Set problem:
Every record here needs to be written out again exactly.

━━━━━ Data supplied ━━━━━

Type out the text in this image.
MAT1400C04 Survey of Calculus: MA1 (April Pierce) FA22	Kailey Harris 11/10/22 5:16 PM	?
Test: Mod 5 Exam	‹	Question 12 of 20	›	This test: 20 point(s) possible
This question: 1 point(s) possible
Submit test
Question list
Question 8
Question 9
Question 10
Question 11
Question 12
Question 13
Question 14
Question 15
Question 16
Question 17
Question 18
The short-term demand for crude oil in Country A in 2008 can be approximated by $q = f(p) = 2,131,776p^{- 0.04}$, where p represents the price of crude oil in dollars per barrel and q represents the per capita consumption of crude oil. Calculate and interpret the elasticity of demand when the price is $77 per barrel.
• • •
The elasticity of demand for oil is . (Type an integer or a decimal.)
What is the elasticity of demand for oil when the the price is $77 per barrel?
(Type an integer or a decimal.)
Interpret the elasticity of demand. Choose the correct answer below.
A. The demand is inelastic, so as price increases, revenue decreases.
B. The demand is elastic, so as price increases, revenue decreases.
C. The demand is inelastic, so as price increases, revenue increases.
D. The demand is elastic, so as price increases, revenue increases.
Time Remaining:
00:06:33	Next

━━━━━

Worked answer:
Type out the text in this image.
MAT1400C04 Survey of Calculus: MA1 (April Pierce) FA22	Kailey Harris 11/10/22 5:16 PM	?
Test: Mod 5 Exam	‹	Question 12 of 20	›	This test: 20 point(s) possible
This question: 1 point(s) possible
Submit test
Question list
Question 8
Question 9
Question 10
Question 11
Question 12
Question 13
Question 14
Question 15
Question 16
Question 17
Question 18
The short-term demand for crude oil in Country A in 2008 can be approximated by $q = f(p) = 2,131,776p^{- 0.04}$, where p represents the price of crude oil in dollars per barrel and q represents the per capita consumption of crude oil. Calculate and interpret the elasticity of demand when the price is $77 per barrel.
• • •
The elasticity of demand for oil is . (Type an integer or a decimal.)
What is the elasticity of demand for oil when the the price is $77 per barrel?
(Type an integer or a decimal.)
Interpret the elasticity of demand. Choose the correct answer below.
A. The demand is inelastic, so as price increases, revenue decreases.
B. The demand is elastic, so as price increases, revenue decreases.
C. The demand is inelastic, so as price increases, revenue increases.
D. The demand is elastic, so as price increases, revenue increases.
Time Remaining:
00:06:33	Next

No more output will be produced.